───── Testo da leggere

Autore poliedrico, ha scritto testi teatrali (tra i tanti cito “L’ora in cui non sapevamo niente l’uno dell’altro” ) e cinematografici, collaborando con il regista Wim Wenders per la realizzazione di diversi film (in particolare segnalo “Il cielo sopra Berlino“). Come narratore Peter Handke è autore di numerosi romanzi, innovativi e di grande capacità introspettiva, tradotti in tutto il mondo. Tra i diversi romanzi ne segnalo almeno tre assolutamente da leggere: “Prima del calcio di rigore” (Feltrinelli, 1970), “Infelicità senza desideri” (scritto nel 1972 ed edito in Italia da Garzanti nel 1976), “La donna mancina” (scritto nel 1976 ed edito da Garzanti nel 1979).  Molto controverse (e fonte di infinite polemiche) le posizioni di Handke (sua madre è slovena) sulla guerra nella ex Jugoslavia (secondo alcuni critici, in particolare Reinhard Mohr, Peter Handke sarebbe “il difensore del totalitarismo serbo”, anche se Handke ha sempre cercato di giustificare la sua prospettiva scrivendo “Il mio testo è, in ciascuna delle sue parole, un testo di pace. Si non li si vede, è perchè non si sa leggere”). Per chi volesse approfondire la questione, il saggio più discusso di Peter Handke sulla ex Jugoslavia è del 1999 ed è stato tradotto in Italia nel 2002 da Einaudi con il titolo “Un disinvolto mondo di criminali: annotazioni a posteriori su due attraversamenti della Jugoslavia in guerra.

In Italia pochi sanno che Peter Handke non è solo un conosciuto scrittore di romanzi, saggi, testi cinematografici e teatrali e poesie, ma è anche uno dei maggiori scrittori contemporanei di aforismi e forme brevi, tanto da comparire in diverse antologie tra cui quella uscita nel 2010 intitolata “Neue deutsche aphorismen“.

──────────

Compiti ed esercizi ::
A. Nel brano su Peter Handke, con quale regista lo scrittore ha collaborato per la realizzazione di diversi film?
B. Riscrivi i record dall'inizio fino alla riga con "x-tick-label: 1.0 (793, 433, 813, 449)", inclusa. Sostituisci "x-tick-label" con "etichetta-asse-x" e lascia invariato tutto il resto.

───── Dati forniti

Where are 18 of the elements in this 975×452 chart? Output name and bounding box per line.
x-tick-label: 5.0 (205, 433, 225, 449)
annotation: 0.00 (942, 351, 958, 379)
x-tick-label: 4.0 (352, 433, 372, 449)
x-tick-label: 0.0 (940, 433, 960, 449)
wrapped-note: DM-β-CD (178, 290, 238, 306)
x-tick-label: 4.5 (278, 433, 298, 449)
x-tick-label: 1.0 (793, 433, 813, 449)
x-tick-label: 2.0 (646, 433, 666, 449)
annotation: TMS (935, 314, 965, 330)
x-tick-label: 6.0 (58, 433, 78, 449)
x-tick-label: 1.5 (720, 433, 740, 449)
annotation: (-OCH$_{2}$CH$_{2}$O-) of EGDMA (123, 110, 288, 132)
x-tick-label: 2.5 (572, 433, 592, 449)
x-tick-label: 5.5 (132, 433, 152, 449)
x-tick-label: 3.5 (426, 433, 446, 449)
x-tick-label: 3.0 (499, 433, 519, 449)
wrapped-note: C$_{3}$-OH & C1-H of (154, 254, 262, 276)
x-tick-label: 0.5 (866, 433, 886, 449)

──────────

Soluzioni ::
A. Con Wim Wenders.

B.
Where are 18 of the elements in this 975×452 chart? Output name and bounding box per line.
etichetta-asse-x: 5.0 (205, 433, 225, 449)
annotation: 0.00 (942, 351, 958, 379)
etichetta-asse-x: 4.0 (352, 433, 372, 449)
etichetta-asse-x: 0.0 (940, 433, 960, 449)
wrapped-note: DM-β-CD (178, 290, 238, 306)
etichetta-asse-x: 4.5 (278, 433, 298, 449)
etichetta-asse-x: 1.0 (793, 433, 813, 449)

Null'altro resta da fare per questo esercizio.